• What the task asks
Using the listing below, select the lines with the word "Canada" and copy them.

• Extracted material
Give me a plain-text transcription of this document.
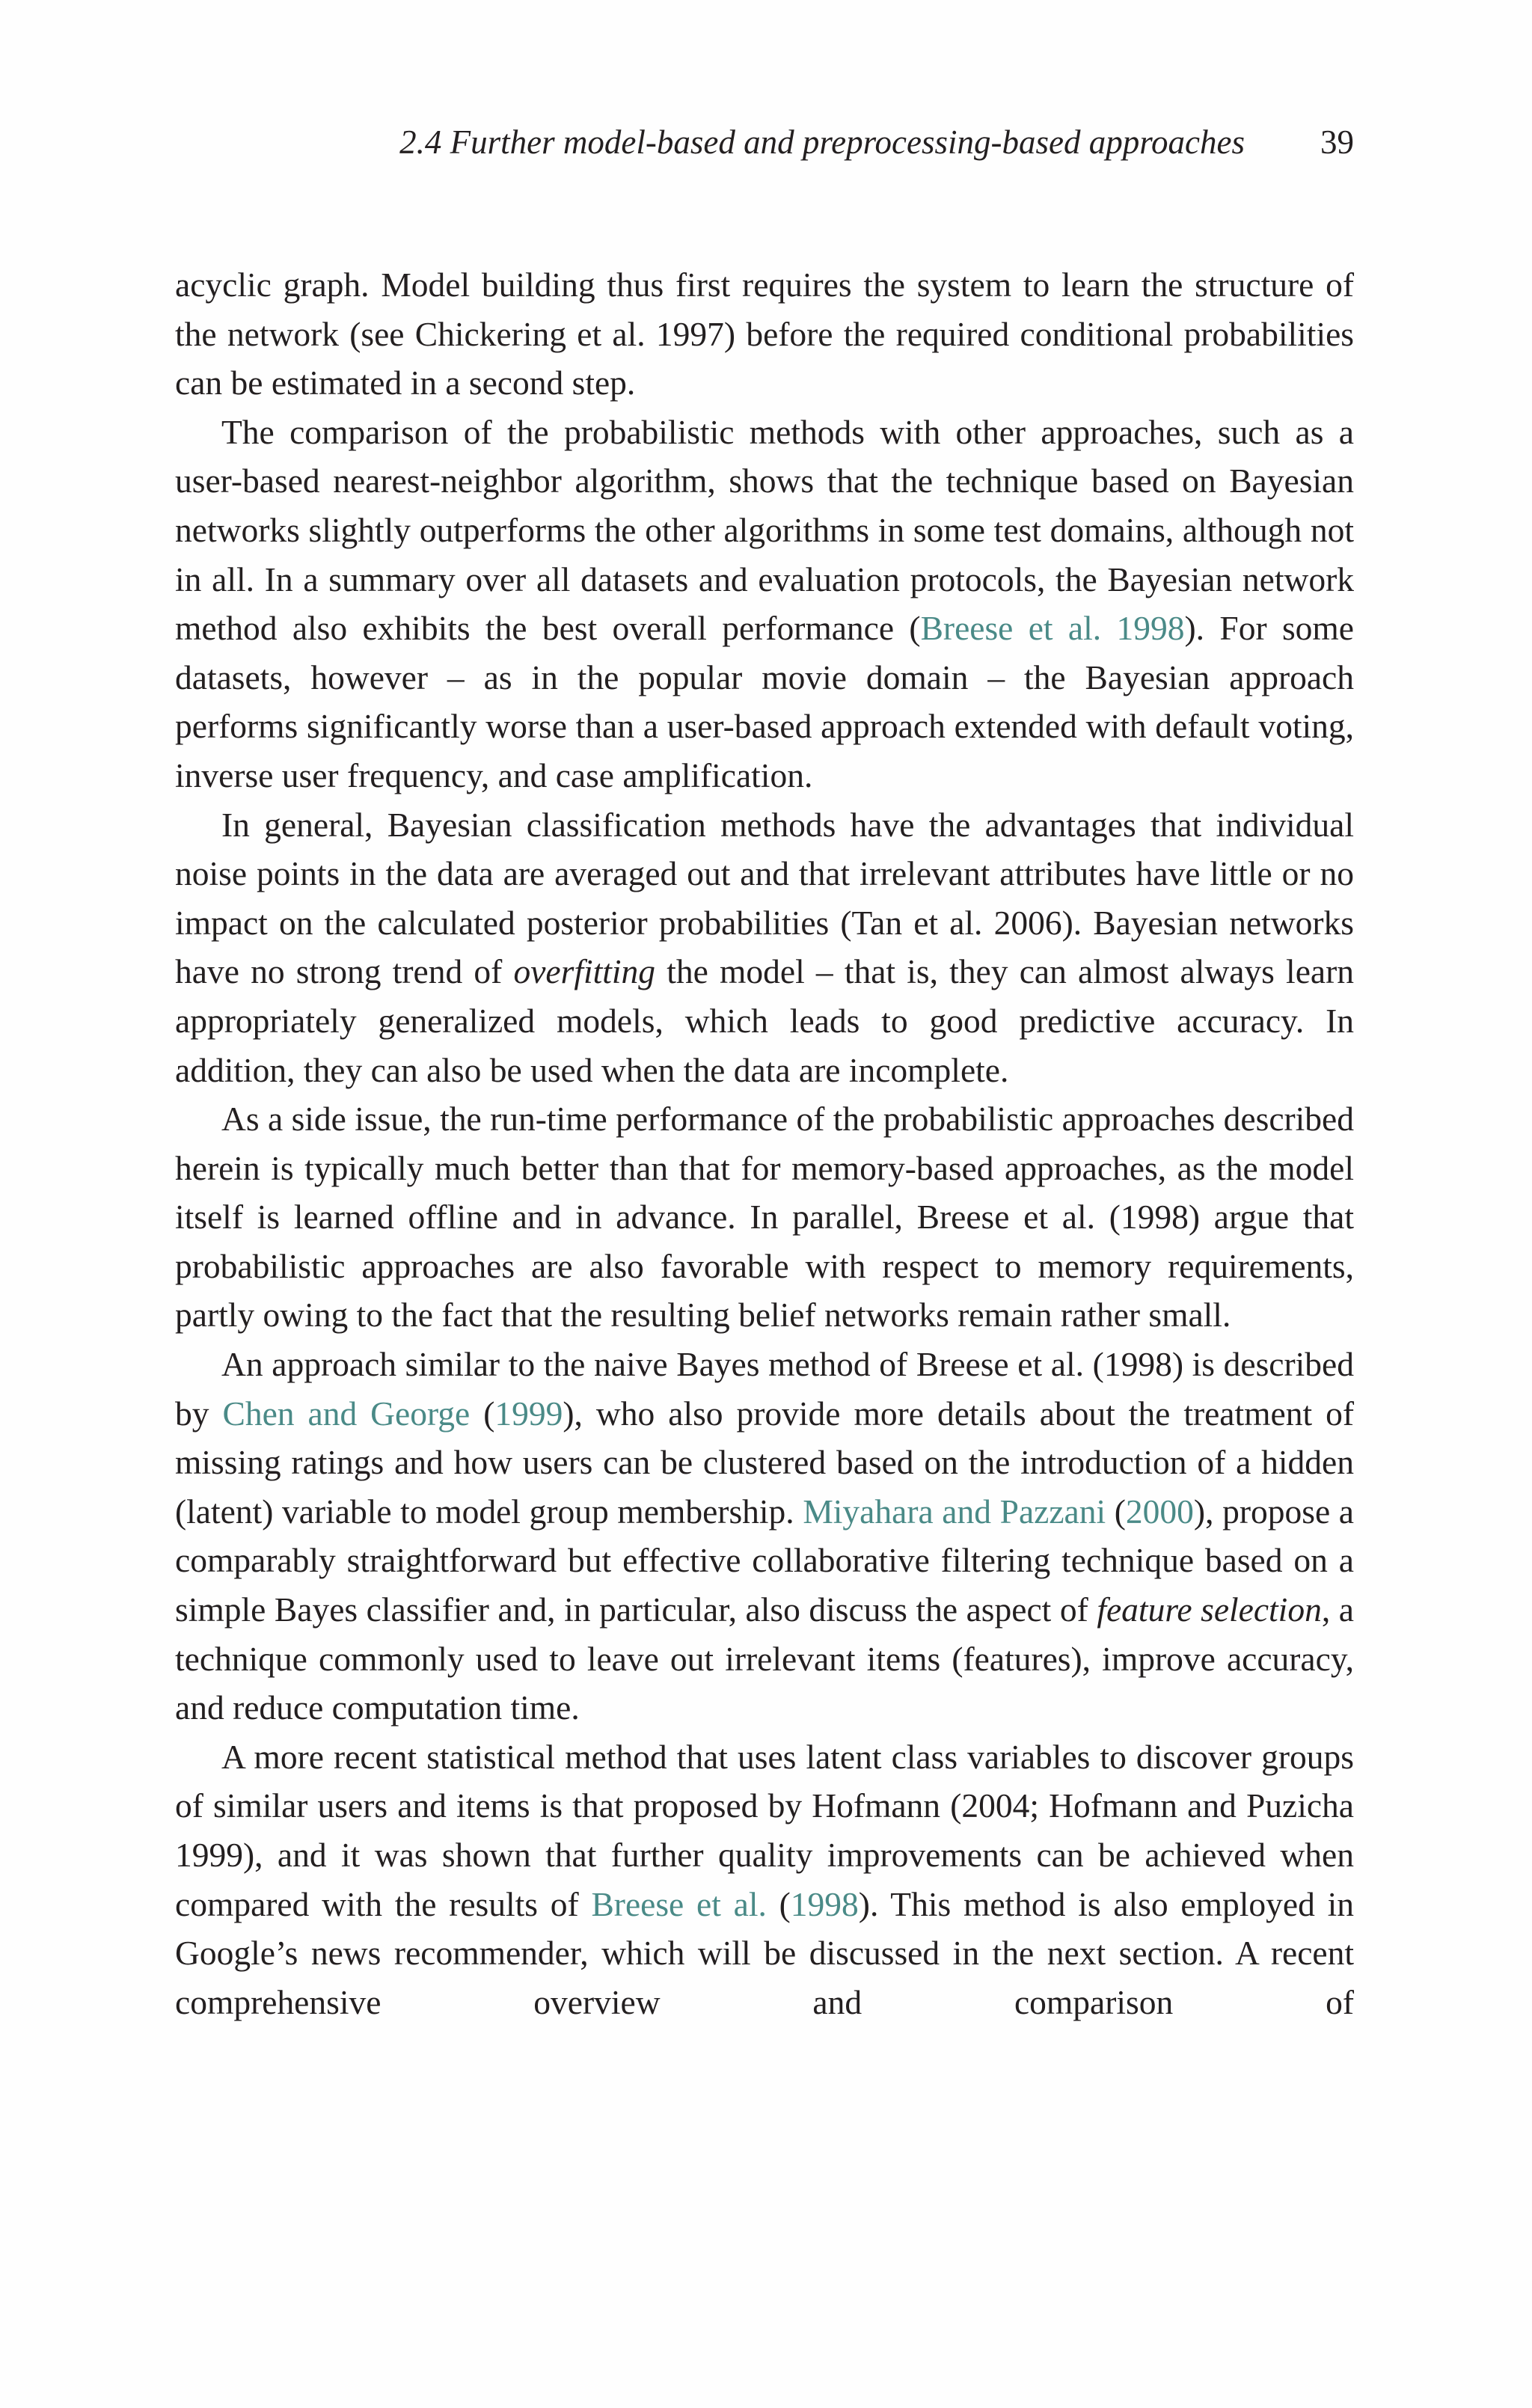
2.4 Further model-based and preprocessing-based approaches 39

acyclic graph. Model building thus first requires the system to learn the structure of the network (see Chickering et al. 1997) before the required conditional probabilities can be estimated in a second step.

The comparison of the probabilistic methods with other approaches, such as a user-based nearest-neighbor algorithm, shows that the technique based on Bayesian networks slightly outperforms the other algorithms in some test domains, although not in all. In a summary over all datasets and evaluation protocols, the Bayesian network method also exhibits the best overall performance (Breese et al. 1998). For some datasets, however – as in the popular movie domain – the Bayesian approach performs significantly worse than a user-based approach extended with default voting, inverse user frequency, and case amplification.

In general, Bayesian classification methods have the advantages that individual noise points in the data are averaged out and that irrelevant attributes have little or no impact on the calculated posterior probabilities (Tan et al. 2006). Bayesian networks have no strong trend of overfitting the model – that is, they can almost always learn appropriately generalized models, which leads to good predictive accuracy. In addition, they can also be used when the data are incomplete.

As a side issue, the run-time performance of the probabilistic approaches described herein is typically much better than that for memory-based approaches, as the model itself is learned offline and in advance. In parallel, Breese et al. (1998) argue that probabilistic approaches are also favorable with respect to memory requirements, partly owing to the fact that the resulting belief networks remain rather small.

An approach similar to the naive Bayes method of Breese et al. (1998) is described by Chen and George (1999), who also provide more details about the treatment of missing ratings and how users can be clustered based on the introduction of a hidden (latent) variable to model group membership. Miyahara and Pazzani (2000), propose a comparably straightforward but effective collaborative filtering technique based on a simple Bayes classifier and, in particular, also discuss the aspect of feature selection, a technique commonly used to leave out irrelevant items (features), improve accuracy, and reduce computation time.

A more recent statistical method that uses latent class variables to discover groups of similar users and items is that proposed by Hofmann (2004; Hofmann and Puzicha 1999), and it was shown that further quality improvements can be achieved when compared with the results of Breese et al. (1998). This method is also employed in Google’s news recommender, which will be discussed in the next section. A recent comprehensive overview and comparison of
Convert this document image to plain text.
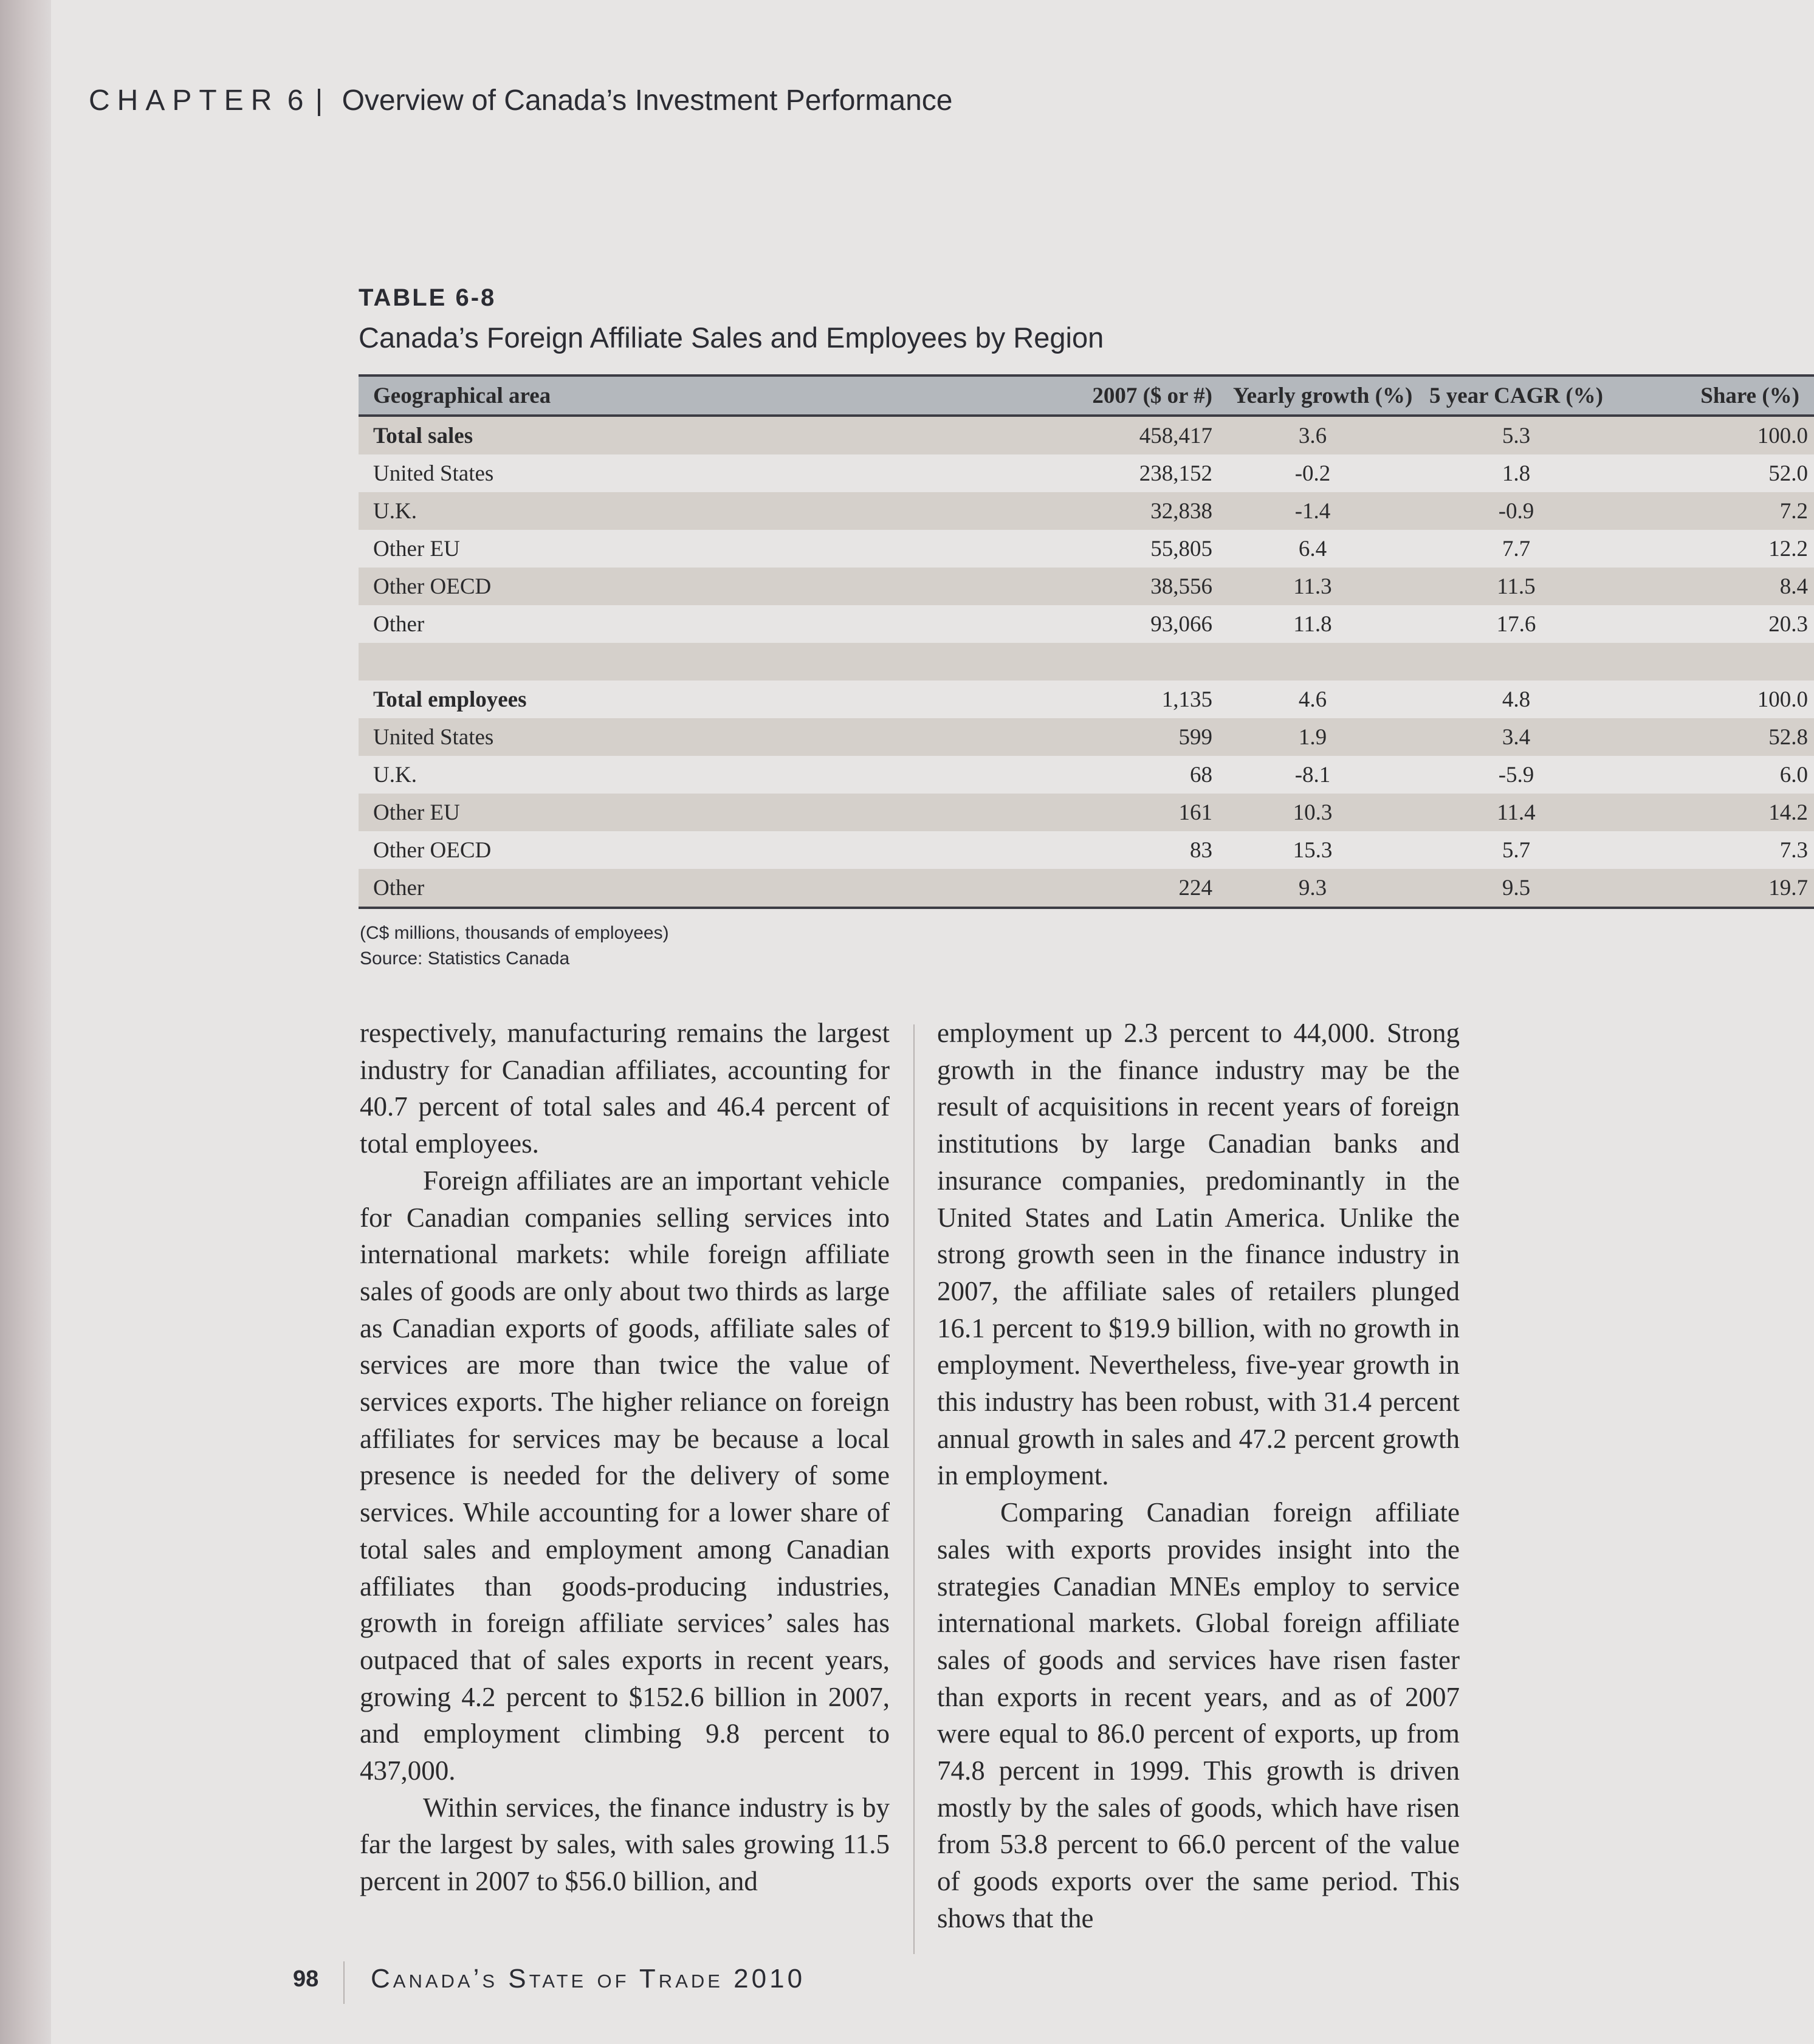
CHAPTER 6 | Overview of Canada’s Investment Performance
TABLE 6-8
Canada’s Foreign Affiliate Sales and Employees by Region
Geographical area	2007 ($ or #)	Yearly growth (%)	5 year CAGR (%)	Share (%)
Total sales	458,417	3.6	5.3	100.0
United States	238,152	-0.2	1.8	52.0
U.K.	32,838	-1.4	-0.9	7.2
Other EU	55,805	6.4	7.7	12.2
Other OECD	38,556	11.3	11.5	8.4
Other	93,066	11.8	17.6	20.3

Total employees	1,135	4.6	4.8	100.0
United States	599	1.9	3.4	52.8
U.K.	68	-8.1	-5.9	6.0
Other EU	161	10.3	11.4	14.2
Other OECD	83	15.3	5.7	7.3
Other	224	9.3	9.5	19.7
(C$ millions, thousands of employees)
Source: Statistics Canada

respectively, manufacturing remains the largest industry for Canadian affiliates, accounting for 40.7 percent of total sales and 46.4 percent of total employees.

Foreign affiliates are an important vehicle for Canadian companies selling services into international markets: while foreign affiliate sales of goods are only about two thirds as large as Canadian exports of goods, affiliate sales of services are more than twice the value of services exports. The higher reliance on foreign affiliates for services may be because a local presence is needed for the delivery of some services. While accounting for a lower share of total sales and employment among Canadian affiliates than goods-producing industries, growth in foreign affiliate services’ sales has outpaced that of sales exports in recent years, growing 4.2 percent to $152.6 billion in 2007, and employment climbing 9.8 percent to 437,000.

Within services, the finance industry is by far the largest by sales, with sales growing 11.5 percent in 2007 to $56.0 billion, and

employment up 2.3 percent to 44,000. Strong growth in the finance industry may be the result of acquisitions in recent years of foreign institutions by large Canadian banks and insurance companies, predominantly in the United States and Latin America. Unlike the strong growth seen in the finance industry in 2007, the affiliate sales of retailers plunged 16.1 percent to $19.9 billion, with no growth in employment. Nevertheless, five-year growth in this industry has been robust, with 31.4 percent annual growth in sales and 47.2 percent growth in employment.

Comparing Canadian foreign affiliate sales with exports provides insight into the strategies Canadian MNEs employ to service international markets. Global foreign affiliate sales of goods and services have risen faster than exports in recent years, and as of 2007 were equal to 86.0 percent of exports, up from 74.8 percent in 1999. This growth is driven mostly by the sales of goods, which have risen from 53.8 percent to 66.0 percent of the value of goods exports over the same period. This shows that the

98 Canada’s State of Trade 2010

• Response
CHAPTER 6 | Overview of Canada’s Investment Performance
Canada’s Foreign Affiliate Sales and Employees by Region
Source: Statistics Canada
98 Canada’s State of Trade 2010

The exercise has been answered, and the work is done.